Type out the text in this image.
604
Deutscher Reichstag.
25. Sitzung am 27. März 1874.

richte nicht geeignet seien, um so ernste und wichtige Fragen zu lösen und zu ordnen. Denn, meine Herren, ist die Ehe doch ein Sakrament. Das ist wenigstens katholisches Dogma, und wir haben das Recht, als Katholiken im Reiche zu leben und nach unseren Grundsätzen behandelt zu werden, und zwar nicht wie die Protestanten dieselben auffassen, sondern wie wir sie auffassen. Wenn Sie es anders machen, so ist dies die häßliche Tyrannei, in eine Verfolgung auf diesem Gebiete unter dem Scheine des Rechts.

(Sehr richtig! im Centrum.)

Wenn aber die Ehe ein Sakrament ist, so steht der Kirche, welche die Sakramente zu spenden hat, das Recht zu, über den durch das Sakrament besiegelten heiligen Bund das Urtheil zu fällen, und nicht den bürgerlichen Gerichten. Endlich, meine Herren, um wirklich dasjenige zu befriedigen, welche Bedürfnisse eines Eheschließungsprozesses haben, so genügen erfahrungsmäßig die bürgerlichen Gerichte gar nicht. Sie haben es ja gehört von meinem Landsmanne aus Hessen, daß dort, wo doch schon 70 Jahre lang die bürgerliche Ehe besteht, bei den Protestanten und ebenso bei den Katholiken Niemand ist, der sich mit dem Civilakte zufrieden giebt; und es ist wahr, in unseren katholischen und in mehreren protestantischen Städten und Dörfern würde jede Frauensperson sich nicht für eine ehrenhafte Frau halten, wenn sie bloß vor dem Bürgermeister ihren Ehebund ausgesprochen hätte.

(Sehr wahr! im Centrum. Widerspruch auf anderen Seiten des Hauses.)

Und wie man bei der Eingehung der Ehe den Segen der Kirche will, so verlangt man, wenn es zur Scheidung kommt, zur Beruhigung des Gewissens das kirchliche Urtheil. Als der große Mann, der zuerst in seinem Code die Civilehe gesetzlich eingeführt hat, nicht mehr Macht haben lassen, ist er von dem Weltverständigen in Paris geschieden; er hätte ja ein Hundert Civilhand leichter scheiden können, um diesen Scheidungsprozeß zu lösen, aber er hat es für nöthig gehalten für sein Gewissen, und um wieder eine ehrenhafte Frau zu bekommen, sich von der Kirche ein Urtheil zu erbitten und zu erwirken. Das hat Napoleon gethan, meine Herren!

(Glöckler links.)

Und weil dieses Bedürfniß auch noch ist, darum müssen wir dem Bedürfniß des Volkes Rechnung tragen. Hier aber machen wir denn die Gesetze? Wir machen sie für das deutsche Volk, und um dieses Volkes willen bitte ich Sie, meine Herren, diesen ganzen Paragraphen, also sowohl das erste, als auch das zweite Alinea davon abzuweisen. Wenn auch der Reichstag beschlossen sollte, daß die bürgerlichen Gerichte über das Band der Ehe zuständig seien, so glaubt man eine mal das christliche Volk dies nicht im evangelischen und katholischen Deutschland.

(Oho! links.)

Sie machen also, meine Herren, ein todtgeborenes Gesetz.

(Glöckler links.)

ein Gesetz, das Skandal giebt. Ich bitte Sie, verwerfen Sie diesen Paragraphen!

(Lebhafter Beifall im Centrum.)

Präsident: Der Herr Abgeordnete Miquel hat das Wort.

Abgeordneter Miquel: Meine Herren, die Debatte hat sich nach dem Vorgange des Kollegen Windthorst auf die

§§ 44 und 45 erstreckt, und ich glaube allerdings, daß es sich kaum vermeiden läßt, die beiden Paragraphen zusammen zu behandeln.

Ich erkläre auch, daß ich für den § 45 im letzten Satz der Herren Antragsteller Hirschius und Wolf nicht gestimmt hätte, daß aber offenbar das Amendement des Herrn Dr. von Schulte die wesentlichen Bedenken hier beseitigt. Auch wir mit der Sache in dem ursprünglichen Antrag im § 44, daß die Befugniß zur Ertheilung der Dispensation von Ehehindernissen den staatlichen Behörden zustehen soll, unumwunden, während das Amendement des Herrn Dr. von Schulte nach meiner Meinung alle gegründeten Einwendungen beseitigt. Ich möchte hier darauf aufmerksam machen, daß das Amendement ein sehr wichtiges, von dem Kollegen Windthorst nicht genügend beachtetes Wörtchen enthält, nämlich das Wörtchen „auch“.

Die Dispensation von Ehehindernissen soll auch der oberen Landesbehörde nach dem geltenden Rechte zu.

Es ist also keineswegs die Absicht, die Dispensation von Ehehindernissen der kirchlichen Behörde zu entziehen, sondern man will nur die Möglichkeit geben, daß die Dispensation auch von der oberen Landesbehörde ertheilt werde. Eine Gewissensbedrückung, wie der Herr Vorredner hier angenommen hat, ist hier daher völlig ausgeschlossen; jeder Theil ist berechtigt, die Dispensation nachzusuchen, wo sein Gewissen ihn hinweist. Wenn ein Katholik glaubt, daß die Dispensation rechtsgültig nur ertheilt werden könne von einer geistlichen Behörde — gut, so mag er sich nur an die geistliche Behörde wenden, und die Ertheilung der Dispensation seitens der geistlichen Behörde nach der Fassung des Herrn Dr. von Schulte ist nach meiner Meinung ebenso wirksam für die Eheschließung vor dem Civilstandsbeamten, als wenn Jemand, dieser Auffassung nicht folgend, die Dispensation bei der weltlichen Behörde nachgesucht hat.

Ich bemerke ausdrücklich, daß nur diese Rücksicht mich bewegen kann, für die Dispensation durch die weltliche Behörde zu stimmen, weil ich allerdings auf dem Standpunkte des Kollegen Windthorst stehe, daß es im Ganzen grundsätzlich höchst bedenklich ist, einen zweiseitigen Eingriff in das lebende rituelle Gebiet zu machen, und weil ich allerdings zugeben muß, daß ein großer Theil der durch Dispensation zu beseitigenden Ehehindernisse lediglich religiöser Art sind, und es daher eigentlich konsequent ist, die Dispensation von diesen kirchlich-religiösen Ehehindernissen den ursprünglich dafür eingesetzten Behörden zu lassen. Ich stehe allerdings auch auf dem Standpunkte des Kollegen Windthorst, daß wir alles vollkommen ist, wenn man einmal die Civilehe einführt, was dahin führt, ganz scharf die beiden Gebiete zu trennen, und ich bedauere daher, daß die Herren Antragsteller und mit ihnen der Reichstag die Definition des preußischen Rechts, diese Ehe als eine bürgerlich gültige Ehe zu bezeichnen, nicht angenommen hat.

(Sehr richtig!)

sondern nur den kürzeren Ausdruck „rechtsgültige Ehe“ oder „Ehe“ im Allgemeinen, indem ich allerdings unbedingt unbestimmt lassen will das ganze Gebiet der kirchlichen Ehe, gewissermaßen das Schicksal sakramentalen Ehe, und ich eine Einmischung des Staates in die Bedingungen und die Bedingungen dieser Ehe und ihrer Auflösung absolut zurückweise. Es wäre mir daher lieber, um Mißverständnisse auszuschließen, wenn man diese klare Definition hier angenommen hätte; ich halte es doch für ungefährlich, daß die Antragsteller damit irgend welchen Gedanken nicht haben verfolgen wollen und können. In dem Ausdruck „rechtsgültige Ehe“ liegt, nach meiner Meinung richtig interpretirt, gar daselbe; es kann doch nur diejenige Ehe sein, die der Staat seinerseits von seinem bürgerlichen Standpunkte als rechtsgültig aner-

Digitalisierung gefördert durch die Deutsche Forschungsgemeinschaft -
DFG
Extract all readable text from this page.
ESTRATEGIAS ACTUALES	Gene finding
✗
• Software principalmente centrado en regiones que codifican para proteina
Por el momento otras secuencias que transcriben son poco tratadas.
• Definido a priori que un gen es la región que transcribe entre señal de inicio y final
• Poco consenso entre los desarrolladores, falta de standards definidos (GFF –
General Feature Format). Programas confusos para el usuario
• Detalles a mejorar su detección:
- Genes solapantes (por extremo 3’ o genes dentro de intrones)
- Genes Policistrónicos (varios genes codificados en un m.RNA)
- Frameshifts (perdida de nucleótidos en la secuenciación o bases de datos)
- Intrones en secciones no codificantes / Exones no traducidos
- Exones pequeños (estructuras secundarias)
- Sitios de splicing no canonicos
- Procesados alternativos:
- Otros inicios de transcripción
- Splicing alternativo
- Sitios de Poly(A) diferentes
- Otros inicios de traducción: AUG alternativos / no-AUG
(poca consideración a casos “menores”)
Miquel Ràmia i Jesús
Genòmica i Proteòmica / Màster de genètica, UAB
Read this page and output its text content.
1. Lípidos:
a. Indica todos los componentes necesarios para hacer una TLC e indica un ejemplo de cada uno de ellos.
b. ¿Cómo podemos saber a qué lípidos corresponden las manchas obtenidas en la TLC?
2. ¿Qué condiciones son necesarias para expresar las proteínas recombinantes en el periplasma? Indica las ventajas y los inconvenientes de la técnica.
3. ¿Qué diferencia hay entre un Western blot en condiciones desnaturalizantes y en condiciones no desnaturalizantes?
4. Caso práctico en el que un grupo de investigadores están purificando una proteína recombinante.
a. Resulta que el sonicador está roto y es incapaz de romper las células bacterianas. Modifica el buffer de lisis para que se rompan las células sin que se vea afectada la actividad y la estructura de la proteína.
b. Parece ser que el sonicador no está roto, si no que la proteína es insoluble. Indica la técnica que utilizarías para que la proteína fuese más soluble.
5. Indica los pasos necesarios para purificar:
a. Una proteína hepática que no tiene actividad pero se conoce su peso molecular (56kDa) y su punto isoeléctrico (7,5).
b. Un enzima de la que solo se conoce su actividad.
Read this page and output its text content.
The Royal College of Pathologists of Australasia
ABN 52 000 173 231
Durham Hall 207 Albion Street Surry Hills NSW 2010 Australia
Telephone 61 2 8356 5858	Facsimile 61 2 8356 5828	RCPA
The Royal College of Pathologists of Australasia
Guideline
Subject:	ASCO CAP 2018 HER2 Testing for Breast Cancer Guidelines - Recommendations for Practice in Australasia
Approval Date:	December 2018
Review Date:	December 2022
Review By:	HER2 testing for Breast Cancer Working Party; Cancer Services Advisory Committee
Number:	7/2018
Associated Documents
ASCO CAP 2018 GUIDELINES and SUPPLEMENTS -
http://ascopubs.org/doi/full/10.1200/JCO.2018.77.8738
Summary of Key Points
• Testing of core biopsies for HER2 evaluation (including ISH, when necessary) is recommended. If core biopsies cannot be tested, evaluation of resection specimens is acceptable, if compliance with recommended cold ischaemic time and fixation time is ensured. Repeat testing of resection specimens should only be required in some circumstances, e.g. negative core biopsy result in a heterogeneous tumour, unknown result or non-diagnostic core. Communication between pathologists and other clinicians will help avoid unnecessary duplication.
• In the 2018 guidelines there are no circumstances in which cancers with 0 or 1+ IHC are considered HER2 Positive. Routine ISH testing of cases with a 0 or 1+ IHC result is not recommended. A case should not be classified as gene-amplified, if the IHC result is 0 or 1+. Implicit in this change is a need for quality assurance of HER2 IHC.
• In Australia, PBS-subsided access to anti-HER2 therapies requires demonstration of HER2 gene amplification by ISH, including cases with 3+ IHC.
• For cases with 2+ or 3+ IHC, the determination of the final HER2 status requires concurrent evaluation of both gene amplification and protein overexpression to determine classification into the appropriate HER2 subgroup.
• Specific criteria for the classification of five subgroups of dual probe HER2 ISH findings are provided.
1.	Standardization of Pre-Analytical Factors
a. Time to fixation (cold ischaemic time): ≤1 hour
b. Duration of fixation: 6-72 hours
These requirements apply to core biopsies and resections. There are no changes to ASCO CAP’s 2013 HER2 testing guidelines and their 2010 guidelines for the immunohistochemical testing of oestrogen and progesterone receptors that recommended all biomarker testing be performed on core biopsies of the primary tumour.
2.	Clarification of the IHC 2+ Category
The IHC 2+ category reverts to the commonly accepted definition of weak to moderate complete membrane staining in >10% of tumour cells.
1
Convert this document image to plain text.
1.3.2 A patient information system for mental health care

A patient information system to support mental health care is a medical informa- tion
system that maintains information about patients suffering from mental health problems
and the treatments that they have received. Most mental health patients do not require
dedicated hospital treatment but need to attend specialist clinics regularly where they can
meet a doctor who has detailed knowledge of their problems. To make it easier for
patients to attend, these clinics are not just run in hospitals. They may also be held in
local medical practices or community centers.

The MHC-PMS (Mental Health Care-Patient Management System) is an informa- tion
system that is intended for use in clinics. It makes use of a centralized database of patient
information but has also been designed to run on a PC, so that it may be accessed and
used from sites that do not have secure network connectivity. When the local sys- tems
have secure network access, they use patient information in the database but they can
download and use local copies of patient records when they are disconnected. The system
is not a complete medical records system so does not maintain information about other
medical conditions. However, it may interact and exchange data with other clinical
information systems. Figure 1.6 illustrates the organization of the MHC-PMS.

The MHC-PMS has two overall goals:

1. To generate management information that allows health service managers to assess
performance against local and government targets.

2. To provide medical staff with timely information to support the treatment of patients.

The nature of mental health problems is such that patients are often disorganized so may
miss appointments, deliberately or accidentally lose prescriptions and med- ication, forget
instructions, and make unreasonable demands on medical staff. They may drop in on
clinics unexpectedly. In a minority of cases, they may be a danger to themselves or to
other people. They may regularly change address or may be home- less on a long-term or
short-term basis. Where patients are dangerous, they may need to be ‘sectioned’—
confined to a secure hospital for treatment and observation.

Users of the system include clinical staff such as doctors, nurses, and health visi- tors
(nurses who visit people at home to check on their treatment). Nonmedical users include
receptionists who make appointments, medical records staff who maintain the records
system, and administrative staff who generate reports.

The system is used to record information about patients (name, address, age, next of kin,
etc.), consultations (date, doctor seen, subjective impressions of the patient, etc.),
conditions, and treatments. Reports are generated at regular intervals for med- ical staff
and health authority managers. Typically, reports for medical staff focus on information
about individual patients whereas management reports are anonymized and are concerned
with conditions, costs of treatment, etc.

**TASK OBJECTIVE**
In the entries above, find each line with "Australia" and copy it.

**FINAL ANSWER**
Durham Hall 207 Albion Street Surry Hills NSW 2010 Australia
• In Australia, PBS-subsided access to anti-HER2 therapies requires demonstration of HER2 gene amplification by ISH, including cases with 3+ IHC.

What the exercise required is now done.